[Extracted data entries]
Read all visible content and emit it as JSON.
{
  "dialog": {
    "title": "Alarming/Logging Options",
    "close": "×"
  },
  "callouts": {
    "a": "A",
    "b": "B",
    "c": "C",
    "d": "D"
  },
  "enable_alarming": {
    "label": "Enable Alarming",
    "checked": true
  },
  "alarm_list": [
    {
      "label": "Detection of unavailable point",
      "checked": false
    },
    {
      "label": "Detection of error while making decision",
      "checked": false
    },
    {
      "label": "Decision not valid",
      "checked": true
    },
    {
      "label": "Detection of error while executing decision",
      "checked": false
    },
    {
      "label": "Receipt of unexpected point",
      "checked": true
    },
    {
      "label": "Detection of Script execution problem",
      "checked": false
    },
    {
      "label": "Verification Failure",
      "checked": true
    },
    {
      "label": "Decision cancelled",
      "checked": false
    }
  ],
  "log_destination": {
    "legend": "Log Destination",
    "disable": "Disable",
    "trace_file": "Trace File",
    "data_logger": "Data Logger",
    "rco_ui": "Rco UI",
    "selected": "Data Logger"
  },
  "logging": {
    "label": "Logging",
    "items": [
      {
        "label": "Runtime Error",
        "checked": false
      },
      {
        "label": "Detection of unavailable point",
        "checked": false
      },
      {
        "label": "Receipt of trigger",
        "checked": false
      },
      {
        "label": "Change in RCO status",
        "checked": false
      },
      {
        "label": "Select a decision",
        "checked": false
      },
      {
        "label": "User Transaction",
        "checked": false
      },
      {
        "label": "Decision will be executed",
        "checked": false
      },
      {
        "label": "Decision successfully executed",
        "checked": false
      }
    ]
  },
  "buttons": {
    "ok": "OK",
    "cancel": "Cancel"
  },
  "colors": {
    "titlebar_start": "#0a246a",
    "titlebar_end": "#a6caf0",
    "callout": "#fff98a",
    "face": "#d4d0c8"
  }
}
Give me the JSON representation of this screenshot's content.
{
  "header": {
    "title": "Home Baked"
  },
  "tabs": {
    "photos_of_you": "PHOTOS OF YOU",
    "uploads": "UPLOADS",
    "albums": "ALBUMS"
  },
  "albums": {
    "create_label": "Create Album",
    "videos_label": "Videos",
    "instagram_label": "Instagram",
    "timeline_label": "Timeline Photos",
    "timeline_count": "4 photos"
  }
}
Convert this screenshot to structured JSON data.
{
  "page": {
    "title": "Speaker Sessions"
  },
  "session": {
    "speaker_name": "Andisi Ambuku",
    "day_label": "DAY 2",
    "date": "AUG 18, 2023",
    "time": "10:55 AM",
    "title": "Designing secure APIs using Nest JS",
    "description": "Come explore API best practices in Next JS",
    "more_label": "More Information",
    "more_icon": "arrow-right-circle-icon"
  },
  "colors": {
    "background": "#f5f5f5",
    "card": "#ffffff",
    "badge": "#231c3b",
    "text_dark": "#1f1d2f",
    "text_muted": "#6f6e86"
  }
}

# [What is asked]
Return all of the entries word for word.

# [Result for this task]
Read all visible content and emit it as JSON.
{
  "dialog": {
    "title": "Alarming/Logging Options",
    "close": "×"
  },
  "callouts": {
    "a": "A",
    "b": "B",
    "c": "C",
    "d": "D"
  },
  "enable_alarming": {
    "label": "Enable Alarming",
    "checked": true
  },
  "alarm_list": [
    {
      "label": "Detection of unavailable point",
      "checked": false
    },
    {
      "label": "Detection of error while making decision",
      "checked": false
    },
    {
      "label": "Decision not valid",
      "checked": true
    },
    {
      "label": "Detection of error while executing decision",
      "checked": false
    },
    {
      "label": "Receipt of unexpected point",
      "checked": true
    },
    {
      "label": "Detection of Script execution problem",
      "checked": false
    },
    {
      "label": "Verification Failure",
      "checked": true
    },
    {
      "label": "Decision cancelled",
      "checked": false
    }
  ],
  "log_destination": {
    "legend": "Log Destination",
    "disable": "Disable",
    "trace_file": "Trace File",
    "data_logger": "Data Logger",
    "rco_ui": "Rco UI",
    "selected": "Data Logger"
  },
  "logging": {
    "label": "Logging",
    "items": [
      {
        "label": "Runtime Error",
        "checked": false
      },
      {
        "label": "Detection of unavailable point",
        "checked": false
      },
      {
        "label": "Receipt of trigger",
        "checked": false
      },
      {
        "label": "Change in RCO status",
        "checked": false
      },
      {
        "label": "Select a decision",
        "checked": false
      },
      {
        "label": "User Transaction",
        "checked": false
      },
      {
        "label": "Decision will be executed",
        "checked": false
      },
      {
        "label": "Decision successfully executed",
        "checked": false
      }
    ]
  },
  "buttons": {
    "ok": "OK",
    "cancel": "Cancel"
  },
  "colors": {
    "titlebar_start": "#0a246a",
    "titlebar_end": "#a6caf0",
    "callout": "#fff98a",
    "face": "#d4d0c8"
  }
}
Give me the JSON representation of this screenshot's content.
{
  "header": {
    "title": "Home Baked"
  },
  "tabs": {
    "photos_of_you": "PHOTOS OF YOU",
    "uploads": "UPLOADS",
    "albums": "ALBUMS"
  },
  "albums": {
    "create_label": "Create Album",
    "videos_label": "Videos",
    "instagram_label": "Instagram",
    "timeline_label": "Timeline Photos",
    "timeline_count": "4 photos"
  }
}
Convert this screenshot to structured JSON data.
{
  "page": {
    "title": "Speaker Sessions"
  },
  "session": {
    "speaker_name": "Andisi Ambuku",
    "day_label": "DAY 2",
    "date": "AUG 18, 2023",
    "time": "10:55 AM",
    "title": "Designing secure APIs using Nest JS",
    "description": "Come explore API best practices in Next JS",
    "more_label": "More Information",
    "more_icon": "arrow-right-circle-icon"
  },
  "colors": {
    "background": "#f5f5f5",
    "card": "#ffffff",
    "badge": "#231c3b",
    "text_dark": "#1f1d2f",
    "text_muted": "#6f6e86"
  }
}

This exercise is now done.